Below are records to repeat exactly. Omit the pictures from the copy.

» **Provided data**
________________________

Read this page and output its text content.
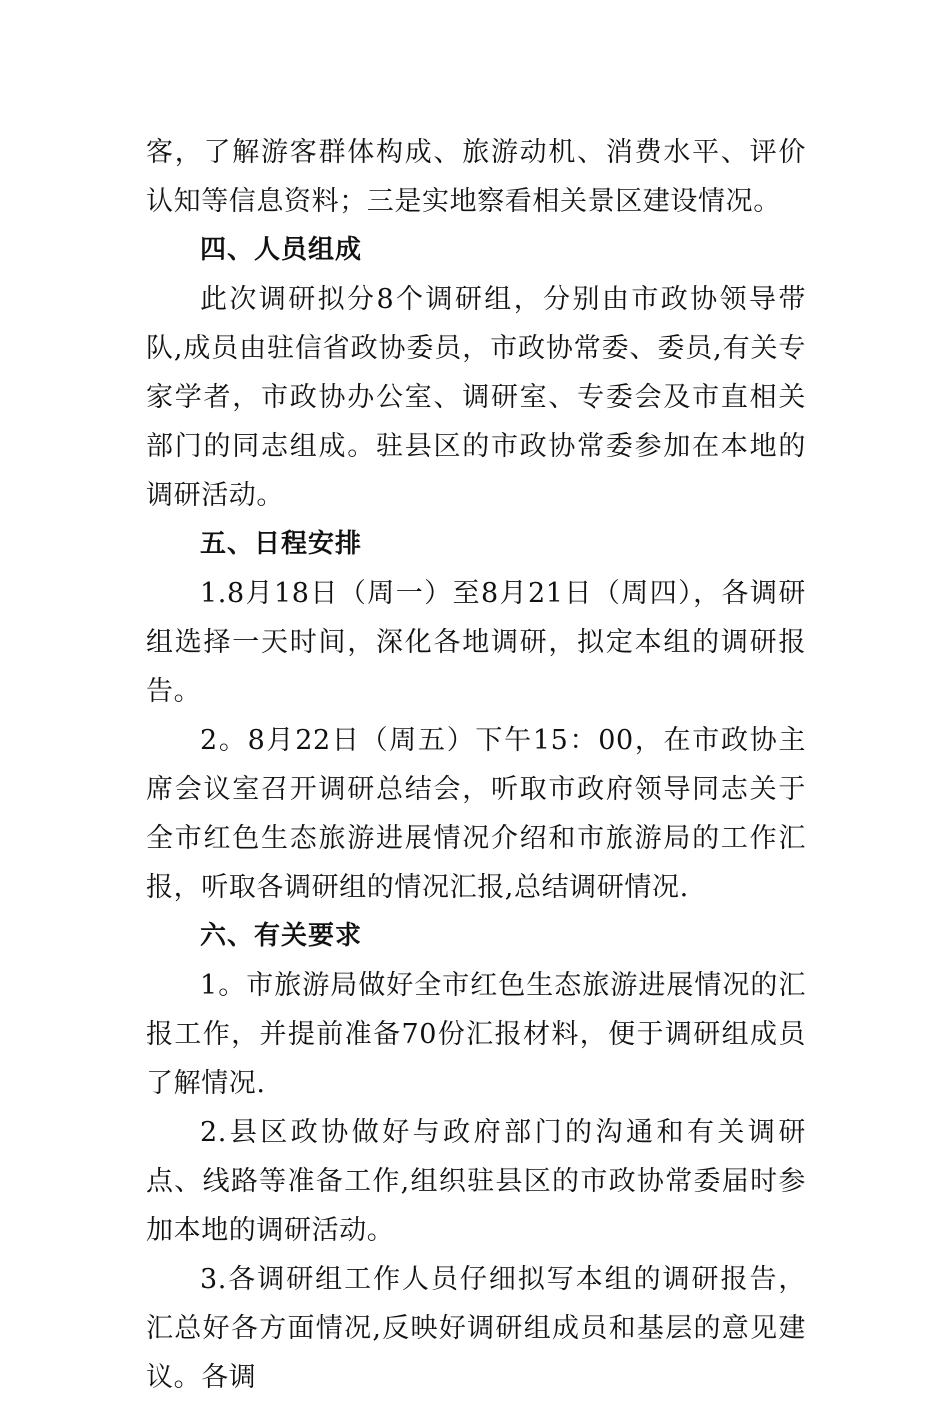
客，了解游客群体构成、旅游动机、消费水平、评价认知等信息资料；三是实地察看相关景区建设情况。

四、人员组成

此次调研拟分8个调研组，分别由市政协领导带队,成员由驻信省政协委员，市政协常委、委员,有关专家学者，市政协办公室、调研室、专委会及市直相关部门的同志组成。驻县区的市政协常委参加在本地的调研活动。

五、日程安排

1.8月18日（周一）至8月21日（周四），各调研组选择一天时间，深化各地调研，拟定本组的调研报告。

2。8月22日（周五）下午15：00，在市政协主席会议室召开调研总结会，听取市政府领导同志关于全市红色生态旅游进展情况介绍和市旅游局的工作汇报，听取各调研组的情况汇报,总结调研情况.

六、有关要求

1。市旅游局做好全市红色生态旅游进展情况的汇报工作，并提前准备70份汇报材料，便于调研组成员了解情况.

2.县区政协做好与政府部门的沟通和有关调研点、线路等准备工作,组织驻县区的市政协常委届时参加本地的调研活动。

3.各调研组工作人员仔细拟写本组的调研报告，汇总好各方面情况,反映好调研组成员和基层的意见建议。各调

________________________

» **Problem solution**
Read this page and output its text content.
客，了解游客群体构成、旅游动机、消费水平、评价认知等信息资料；三是实地察看相关景区建设情况。

四、人员组成

此次调研拟分8个调研组，分别由市政协领导带队,成员由驻信省政协委员，市政协常委、委员,有关专家学者，市政协办公室、调研室、专委会及市直相关部门的同志组成。驻县区的市政协常委参加在本地的调研活动。

五、日程安排

1.8月18日（周一）至8月21日（周四），各调研组选择一天时间，深化各地调研，拟定本组的调研报告。

2。8月22日（周五）下午15：00，在市政协主席会议室召开调研总结会，听取市政府领导同志关于全市红色生态旅游进展情况介绍和市旅游局的工作汇报，听取各调研组的情况汇报,总结调研情况.

六、有关要求

1。市旅游局做好全市红色生态旅游进展情况的汇报工作，并提前准备70份汇报材料，便于调研组成员了解情况.

2.县区政协做好与政府部门的沟通和有关调研点、线路等准备工作,组织驻县区的市政协常委届时参加本地的调研活动。

3.各调研组工作人员仔细拟写本组的调研报告，汇总好各方面情况,反映好调研组成员和基层的意见建议。各调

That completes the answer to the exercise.